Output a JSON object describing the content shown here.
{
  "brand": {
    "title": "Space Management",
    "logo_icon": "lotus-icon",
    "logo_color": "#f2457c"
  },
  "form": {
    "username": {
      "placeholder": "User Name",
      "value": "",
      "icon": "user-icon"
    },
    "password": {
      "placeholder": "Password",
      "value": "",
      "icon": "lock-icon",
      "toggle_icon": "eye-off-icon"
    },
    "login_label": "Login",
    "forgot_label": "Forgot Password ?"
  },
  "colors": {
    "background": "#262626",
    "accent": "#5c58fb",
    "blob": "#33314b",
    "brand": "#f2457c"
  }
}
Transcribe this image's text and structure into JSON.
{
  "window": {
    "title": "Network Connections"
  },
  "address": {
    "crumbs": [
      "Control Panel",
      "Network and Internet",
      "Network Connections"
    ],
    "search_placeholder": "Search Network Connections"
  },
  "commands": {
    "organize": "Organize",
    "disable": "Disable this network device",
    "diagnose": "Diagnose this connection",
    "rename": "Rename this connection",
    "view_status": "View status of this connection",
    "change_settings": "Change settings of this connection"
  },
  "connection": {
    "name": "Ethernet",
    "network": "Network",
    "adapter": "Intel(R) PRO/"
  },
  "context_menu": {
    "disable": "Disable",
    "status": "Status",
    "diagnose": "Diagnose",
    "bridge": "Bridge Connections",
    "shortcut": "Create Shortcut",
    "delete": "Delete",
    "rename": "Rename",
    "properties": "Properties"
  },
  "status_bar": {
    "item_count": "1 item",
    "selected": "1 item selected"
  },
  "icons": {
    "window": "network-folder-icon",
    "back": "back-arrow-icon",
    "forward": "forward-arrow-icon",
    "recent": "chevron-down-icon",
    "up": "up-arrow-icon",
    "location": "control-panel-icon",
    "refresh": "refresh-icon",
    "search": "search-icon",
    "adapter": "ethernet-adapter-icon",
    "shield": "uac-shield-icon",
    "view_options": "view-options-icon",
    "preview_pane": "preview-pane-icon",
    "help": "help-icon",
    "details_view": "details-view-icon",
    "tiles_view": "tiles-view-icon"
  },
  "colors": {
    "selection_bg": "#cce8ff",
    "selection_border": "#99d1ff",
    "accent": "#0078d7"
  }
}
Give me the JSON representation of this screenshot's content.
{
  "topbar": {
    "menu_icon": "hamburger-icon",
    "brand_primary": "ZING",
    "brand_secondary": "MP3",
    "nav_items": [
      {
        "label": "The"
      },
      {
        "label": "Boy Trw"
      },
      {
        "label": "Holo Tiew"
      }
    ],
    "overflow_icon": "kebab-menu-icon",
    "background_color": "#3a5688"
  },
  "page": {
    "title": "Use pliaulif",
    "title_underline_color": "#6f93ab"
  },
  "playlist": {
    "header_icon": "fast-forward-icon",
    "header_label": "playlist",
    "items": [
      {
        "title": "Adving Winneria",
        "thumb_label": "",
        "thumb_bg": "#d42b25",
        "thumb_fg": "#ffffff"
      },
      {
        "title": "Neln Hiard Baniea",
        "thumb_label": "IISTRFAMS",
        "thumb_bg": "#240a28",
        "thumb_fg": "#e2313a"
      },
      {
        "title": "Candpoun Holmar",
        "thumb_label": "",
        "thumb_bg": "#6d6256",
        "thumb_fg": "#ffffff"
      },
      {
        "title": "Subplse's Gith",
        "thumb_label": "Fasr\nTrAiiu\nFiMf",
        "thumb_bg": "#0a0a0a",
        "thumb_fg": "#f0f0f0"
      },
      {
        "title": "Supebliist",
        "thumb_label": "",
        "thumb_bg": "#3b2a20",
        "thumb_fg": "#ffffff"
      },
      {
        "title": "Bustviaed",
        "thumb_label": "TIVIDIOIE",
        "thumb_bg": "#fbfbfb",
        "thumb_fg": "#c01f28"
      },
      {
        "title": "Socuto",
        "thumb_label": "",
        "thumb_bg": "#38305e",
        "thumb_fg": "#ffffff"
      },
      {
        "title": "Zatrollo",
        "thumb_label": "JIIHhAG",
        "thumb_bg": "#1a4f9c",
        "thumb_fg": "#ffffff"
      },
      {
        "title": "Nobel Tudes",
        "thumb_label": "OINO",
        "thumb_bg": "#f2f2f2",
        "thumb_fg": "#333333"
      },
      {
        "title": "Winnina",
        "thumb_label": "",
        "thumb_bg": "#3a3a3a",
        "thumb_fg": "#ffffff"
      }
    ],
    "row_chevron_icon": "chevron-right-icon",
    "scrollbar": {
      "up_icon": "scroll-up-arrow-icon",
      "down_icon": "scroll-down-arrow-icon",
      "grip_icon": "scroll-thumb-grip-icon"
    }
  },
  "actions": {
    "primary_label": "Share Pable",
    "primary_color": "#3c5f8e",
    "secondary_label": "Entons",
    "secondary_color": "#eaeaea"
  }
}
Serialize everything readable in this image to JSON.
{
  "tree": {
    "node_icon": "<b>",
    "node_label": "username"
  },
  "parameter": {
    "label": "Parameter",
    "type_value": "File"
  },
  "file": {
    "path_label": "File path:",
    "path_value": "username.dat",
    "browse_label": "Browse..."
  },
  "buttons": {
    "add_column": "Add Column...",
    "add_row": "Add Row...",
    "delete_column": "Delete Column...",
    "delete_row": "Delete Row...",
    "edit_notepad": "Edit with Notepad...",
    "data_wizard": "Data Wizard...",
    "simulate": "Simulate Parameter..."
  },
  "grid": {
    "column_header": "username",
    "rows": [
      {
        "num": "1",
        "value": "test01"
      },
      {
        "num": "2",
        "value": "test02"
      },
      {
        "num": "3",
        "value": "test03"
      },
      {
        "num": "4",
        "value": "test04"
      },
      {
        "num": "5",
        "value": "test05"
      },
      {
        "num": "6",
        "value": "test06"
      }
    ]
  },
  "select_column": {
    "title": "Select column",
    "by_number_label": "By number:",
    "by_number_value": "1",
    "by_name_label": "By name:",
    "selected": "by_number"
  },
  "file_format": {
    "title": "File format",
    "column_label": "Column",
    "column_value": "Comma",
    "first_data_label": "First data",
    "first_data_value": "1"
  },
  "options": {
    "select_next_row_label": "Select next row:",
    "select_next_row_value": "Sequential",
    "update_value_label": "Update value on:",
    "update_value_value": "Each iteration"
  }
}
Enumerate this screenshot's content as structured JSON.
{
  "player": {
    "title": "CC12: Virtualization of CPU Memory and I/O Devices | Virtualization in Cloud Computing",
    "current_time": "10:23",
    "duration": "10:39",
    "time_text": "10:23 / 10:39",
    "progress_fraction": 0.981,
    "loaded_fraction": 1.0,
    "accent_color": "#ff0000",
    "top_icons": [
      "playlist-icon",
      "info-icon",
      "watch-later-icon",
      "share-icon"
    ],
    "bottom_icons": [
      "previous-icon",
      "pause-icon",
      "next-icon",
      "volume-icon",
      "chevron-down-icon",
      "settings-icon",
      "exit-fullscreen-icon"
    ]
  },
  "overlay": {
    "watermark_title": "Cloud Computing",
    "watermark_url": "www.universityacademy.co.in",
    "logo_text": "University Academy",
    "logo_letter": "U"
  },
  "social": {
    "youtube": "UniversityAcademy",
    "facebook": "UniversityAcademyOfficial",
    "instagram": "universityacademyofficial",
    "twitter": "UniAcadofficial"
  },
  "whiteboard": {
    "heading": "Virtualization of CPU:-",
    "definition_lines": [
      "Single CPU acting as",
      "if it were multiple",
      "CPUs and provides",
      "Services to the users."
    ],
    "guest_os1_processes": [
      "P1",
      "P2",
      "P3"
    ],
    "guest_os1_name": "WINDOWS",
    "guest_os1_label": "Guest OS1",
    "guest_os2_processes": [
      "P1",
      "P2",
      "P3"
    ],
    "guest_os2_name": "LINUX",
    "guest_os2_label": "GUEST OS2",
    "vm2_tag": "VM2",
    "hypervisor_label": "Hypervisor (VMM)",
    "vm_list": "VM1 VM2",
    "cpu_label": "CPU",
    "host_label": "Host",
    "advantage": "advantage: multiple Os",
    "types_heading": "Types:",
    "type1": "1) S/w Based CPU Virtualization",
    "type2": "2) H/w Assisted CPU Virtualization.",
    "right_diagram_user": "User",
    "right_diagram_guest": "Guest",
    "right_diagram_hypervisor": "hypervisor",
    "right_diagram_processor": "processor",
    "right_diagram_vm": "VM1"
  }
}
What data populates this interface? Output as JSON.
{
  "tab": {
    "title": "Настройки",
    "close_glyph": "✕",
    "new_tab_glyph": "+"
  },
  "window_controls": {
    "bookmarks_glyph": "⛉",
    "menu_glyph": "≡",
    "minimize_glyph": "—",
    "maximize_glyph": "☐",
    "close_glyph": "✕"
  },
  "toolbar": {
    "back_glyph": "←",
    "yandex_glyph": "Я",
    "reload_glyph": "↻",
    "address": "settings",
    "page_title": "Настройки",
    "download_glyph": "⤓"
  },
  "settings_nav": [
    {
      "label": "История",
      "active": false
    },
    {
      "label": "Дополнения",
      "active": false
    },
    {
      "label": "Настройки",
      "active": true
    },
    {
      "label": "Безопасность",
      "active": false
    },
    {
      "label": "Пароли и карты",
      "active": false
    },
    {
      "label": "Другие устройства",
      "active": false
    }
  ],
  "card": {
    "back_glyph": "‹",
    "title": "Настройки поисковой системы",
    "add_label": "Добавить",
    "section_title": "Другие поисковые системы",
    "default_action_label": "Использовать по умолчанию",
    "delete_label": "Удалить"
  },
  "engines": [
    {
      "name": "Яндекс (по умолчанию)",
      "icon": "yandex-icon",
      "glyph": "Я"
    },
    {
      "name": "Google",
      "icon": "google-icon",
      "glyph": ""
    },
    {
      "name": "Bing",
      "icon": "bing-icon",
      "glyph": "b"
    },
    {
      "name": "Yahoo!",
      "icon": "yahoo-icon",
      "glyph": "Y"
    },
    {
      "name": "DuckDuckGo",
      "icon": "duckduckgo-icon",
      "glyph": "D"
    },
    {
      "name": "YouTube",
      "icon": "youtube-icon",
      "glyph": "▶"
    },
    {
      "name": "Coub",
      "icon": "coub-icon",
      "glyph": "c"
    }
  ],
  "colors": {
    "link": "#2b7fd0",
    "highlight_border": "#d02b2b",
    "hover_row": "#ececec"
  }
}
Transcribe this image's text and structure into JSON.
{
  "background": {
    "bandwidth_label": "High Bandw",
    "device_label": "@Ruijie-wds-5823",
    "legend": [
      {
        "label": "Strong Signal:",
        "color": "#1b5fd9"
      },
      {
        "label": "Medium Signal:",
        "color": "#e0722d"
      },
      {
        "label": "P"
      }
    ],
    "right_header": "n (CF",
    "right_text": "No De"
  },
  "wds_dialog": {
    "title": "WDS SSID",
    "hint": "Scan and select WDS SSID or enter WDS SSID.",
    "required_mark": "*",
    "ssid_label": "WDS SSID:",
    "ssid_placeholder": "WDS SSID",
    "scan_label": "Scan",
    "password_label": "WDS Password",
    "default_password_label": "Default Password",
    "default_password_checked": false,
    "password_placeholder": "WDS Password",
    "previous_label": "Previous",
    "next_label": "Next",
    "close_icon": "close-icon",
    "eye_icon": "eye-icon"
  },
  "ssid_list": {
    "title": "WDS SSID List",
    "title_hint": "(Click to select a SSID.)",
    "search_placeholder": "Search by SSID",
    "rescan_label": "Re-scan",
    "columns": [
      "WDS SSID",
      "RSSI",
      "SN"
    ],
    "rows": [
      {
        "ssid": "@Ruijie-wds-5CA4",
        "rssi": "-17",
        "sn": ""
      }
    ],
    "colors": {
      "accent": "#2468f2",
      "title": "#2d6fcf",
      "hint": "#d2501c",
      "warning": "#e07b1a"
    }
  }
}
■ ■ ■ ■ ■
[Your task]
How many of the lines above hold the word "rename"? Give only that number.

[Written reply]
2